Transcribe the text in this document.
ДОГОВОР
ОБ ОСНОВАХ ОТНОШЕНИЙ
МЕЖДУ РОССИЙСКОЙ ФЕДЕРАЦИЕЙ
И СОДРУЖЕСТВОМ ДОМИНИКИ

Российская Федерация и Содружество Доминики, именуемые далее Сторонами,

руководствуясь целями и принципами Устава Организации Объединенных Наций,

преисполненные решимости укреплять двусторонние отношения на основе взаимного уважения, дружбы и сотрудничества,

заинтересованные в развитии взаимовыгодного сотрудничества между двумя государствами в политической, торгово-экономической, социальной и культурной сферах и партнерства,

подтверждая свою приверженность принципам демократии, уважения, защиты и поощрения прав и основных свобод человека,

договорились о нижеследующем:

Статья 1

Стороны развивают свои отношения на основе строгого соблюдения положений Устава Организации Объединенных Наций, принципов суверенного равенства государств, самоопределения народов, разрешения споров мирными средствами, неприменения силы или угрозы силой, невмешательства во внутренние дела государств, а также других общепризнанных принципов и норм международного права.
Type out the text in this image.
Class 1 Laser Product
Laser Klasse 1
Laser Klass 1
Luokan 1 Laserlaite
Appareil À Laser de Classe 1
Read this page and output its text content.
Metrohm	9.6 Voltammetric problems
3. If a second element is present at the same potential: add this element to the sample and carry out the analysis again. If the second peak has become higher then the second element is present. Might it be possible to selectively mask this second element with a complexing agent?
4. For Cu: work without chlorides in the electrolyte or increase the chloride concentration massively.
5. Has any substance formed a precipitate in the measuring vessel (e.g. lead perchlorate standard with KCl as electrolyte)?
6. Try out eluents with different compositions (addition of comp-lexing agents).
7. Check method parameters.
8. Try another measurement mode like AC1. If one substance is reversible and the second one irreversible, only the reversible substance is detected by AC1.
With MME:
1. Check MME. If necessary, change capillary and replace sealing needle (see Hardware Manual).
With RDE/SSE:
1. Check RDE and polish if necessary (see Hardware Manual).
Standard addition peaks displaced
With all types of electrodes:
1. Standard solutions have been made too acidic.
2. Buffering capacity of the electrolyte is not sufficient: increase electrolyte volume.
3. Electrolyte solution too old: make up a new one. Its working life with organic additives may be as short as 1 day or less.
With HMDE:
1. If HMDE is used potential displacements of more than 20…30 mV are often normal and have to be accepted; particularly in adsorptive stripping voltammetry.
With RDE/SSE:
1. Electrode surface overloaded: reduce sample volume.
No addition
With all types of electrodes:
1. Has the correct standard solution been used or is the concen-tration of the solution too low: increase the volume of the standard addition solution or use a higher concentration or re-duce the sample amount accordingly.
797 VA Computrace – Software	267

******************************

**Instructions for the task**
From the listing, tally every line with the word "Hardware" in it and give only the tally.

**Response to the exercise**
2